───── Supplied records

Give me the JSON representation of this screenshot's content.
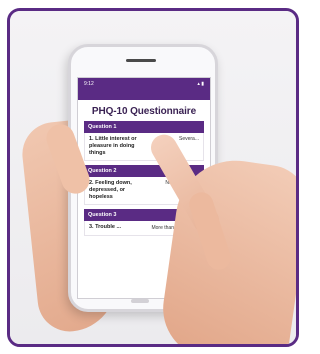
{
  "phone": {
    "status_time": "9:12",
    "status_icons": "▴ ▮",
    "title": "PHQ-10 Questionnaire"
  },
  "questions": [
    {
      "header": "Question 1",
      "text": "1. Little interest or pleasure in doing things",
      "answer": "Severa..."
    },
    {
      "header": "Question 2",
      "text": "2. Feeling down, depressed, or hopeless",
      "answer": "Nearly every ..."
    },
    {
      "header": "Question 3",
      "text": "3. Trouble ...",
      "answer": "More than half..."
    }
  ],
  "colors": {
    "brand": "#5a2b84",
    "accent_check": "#4ab3a8"
  }
}
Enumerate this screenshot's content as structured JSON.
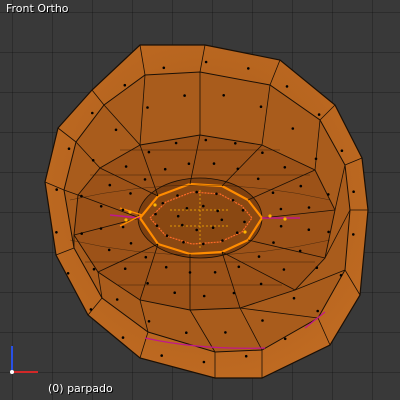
{
  "viewport": {
    "view_name": "Front Ortho",
    "object_info": "(0) parpado",
    "background_color": "#393939",
    "grid_color": "#2c2c2c"
  },
  "mesh": {
    "object_name": "parpado",
    "mode": "edit",
    "shape": "eyelid-ring-mesh",
    "face_color": "#b4631e",
    "edge_color": "#1a0f05",
    "vertex_color": "#000000",
    "selected_edge_color": "#ff8c00",
    "selected_vertex_color": "#ffb400",
    "seam_color": "#c0188c"
  },
  "axes": {
    "icon": "axis-gizmo-icon",
    "x_color": "#d22828",
    "z_color": "#2850e6"
  }
}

──────────

*The request:* Reproduce the material above in full, exactly, with no images.

*The response:*
Give me the JSON representation of this screenshot's content.
{
  "phone": {
    "status_time": "9:12",
    "status_icons": "▴ ▮",
    "title": "PHQ-10 Questionnaire"
  },
  "questions": [
    {
      "header": "Question 1",
      "text": "1. Little interest or pleasure in doing things",
      "answer": "Severa..."
    },
    {
      "header": "Question 2",
      "text": "2. Feeling down, depressed, or hopeless",
      "answer": "Nearly every ..."
    },
    {
      "header": "Question 3",
      "text": "3. Trouble ...",
      "answer": "More than half..."
    }
  ],
  "colors": {
    "brand": "#5a2b84",
    "accent_check": "#4ab3a8"
  }
}
Enumerate this screenshot's content as structured JSON.
{
  "viewport": {
    "view_name": "Front Ortho",
    "object_info": "(0) parpado",
    "background_color": "#393939",
    "grid_color": "#2c2c2c"
  },
  "mesh": {
    "object_name": "parpado",
    "mode": "edit",
    "shape": "eyelid-ring-mesh",
    "face_color": "#b4631e",
    "edge_color": "#1a0f05",
    "vertex_color": "#000000",
    "selected_edge_color": "#ff8c00",
    "selected_vertex_color": "#ffb400",
    "seam_color": "#c0188c"
  },
  "axes": {
    "icon": "axis-gizmo-icon",
    "x_color": "#d22828",
    "z_color": "#2850e6"
  }
}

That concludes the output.